YOUR TASK:
Don't copy the pictures; return every other part of the records exactly.

MATERIAL SUPPLIED:
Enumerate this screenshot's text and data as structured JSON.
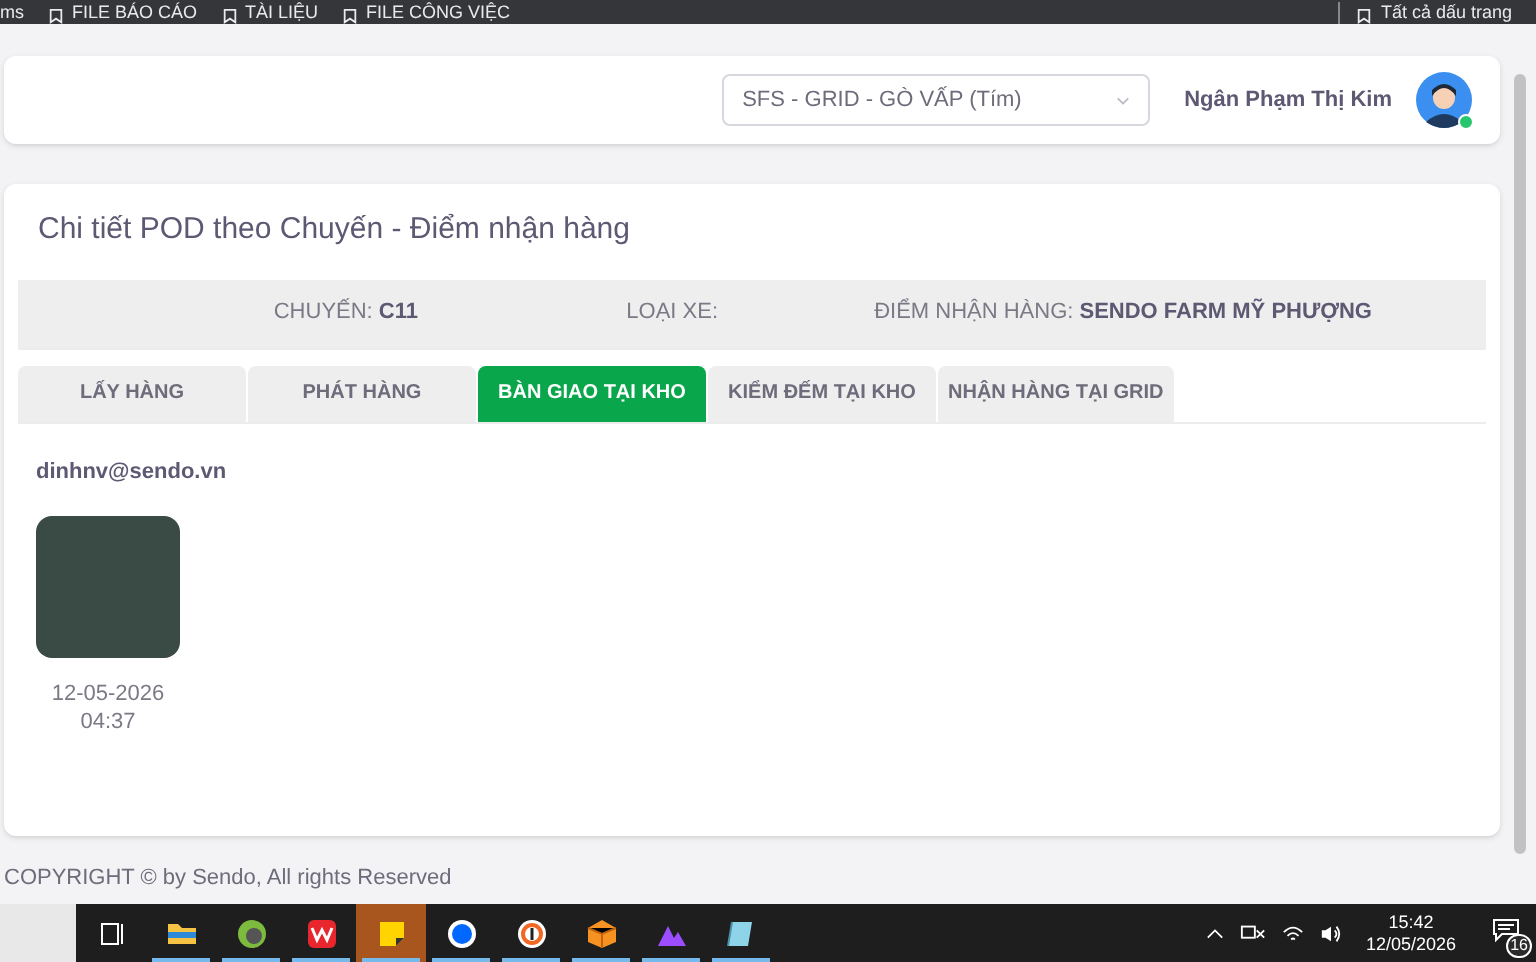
{
  "bookmarks_bar": {
    "items": [
      "ms",
      "FILE BÁO CÁO",
      "TÀI LIỆU",
      "FILE CÔNG VIỆC"
    ],
    "all_bookmarks": "Tất cả dấu trang"
  },
  "header": {
    "hub_select": {
      "value": "SFS - GRID - GÒ VẤP (Tím)"
    },
    "user_name": "Ngân Phạm Thị Kim",
    "online": true
  },
  "page": {
    "title": "Chi tiết POD theo Chuyến - Điểm nhận hàng",
    "info": [
      {
        "label": "CHUYẾN: ",
        "value": "C11"
      },
      {
        "label": "LOẠI XE:"
      },
      {
        "label": "ĐIỂM NHẬN HÀNG: ",
        "value": "SENDO FARM MỸ PHƯỢNG"
      }
    ],
    "tabs": [
      {
        "label": "LẤY HÀNG",
        "selected": false
      },
      {
        "label": "PHÁT HÀNG",
        "selected": false
      },
      {
        "label": "BÀN GIAO TẠI KHO",
        "selected": true
      },
      {
        "label": "KIỂM ĐẾM TẠI KHO",
        "selected": false
      },
      {
        "label": "NHẬN HÀNG TẠI GRID",
        "selected": false
      }
    ],
    "uploader": "dinhnv@sendo.vn",
    "photos": [
      {
        "date": "12-05-2026",
        "time": "04:37"
      }
    ]
  },
  "footer": "COPYRIGHT © by Sendo, All rights Reserved",
  "taskbar": {
    "apps": [
      {
        "kind": "taskview",
        "running": false,
        "selected": false
      },
      {
        "kind": "folder",
        "running": true,
        "selected": false
      },
      {
        "kind": "green",
        "running": true,
        "selected": false
      },
      {
        "kind": "wps",
        "running": true,
        "selected": false
      },
      {
        "kind": "notes",
        "running": true,
        "selected": true
      },
      {
        "kind": "zalo",
        "running": true,
        "selected": false
      },
      {
        "kind": "ring",
        "running": true,
        "selected": false
      },
      {
        "kind": "box",
        "running": true,
        "selected": false
      },
      {
        "kind": "purple",
        "running": true,
        "selected": false
      },
      {
        "kind": "book",
        "running": true,
        "selected": false
      }
    ],
    "time": "15:42",
    "date": "12/05/2026",
    "notifications": "16"
  }
}
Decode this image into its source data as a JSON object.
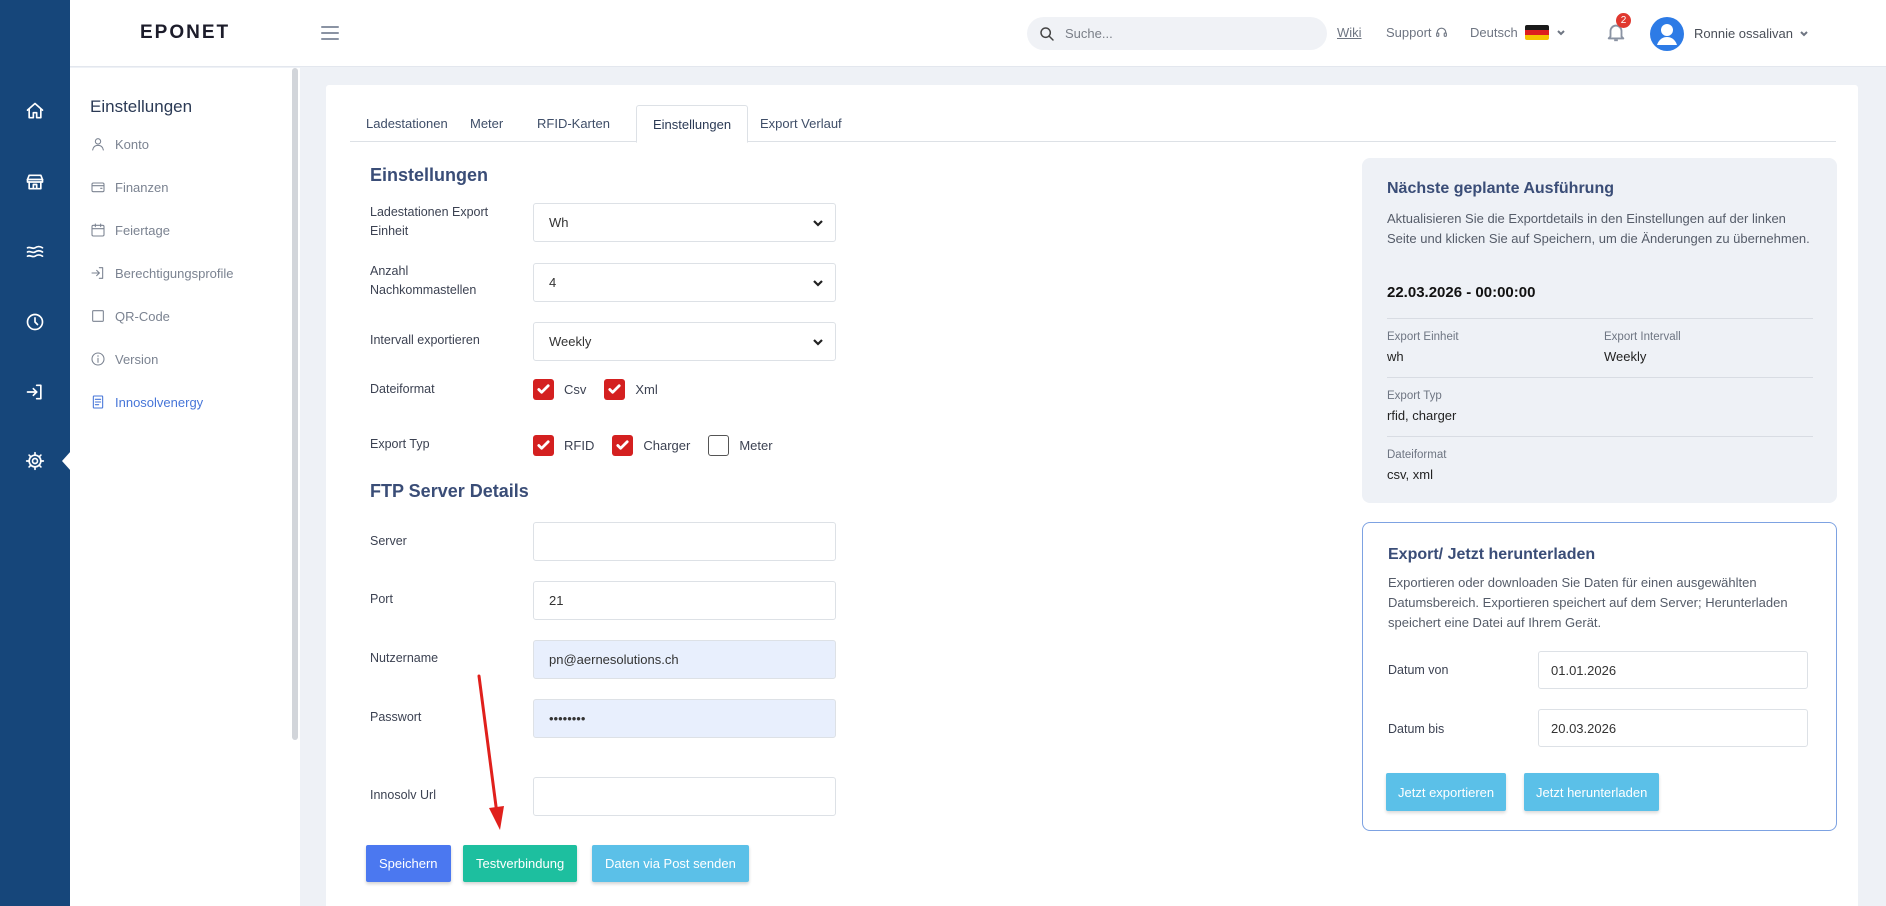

REPLY TO THE TASK:
Enumerate this screenshot's text and data as structured JSON.
{
  "bookmarks_bar": {
    "items": [
      "ms",
      "FILE BÁO CÁO",
      "TÀI LIỆU",
      "FILE CÔNG VIỆC"
    ],
    "all_bookmarks": "Tất cả dấu trang"
  },
  "header": {
    "hub_select": {
      "value": "SFS - GRID - GÒ VẤP (Tím)"
    },
    "user_name": "Ngân Phạm Thị Kim",
    "online": true
  },
  "page": {
    "title": "Chi tiết POD theo Chuyến - Điểm nhận hàng",
    "info": [
      {
        "label": "CHUYẾN: ",
        "value": "C11"
      },
      {
        "label": "LOẠI XE:"
      },
      {
        "label": "ĐIỂM NHẬN HÀNG: ",
        "value": "SENDO FARM MỸ PHƯỢNG"
      }
    ],
    "tabs": [
      {
        "label": "LẤY HÀNG",
        "selected": false
      },
      {
        "label": "PHÁT HÀNG",
        "selected": false
      },
      {
        "label": "BÀN GIAO TẠI KHO",
        "selected": true
      },
      {
        "label": "KIỂM ĐẾM TẠI KHO",
        "selected": false
      },
      {
        "label": "NHẬN HÀNG TẠI GRID",
        "selected": false
      }
    ],
    "uploader": "dinhnv@sendo.vn",
    "photos": [
      {
        "date": "12-05-2026",
        "time": "04:37"
      }
    ]
  },
  "footer": "COPYRIGHT © by Sendo, All rights Reserved",
  "taskbar": {
    "apps": [
      {
        "kind": "taskview",
        "running": false,
        "selected": false
      },
      {
        "kind": "folder",
        "running": true,
        "selected": false
      },
      {
        "kind": "green",
        "running": true,
        "selected": false
      },
      {
        "kind": "wps",
        "running": true,
        "selected": false
      },
      {
        "kind": "notes",
        "running": true,
        "selected": true
      },
      {
        "kind": "zalo",
        "running": true,
        "selected": false
      },
      {
        "kind": "ring",
        "running": true,
        "selected": false
      },
      {
        "kind": "box",
        "running": true,
        "selected": false
      },
      {
        "kind": "purple",
        "running": true,
        "selected": false
      },
      {
        "kind": "book",
        "running": true,
        "selected": false
      }
    ],
    "time": "15:42",
    "date": "12/05/2026",
    "notifications": "16"
  }
}
Decode this image into its source data as a JSON object.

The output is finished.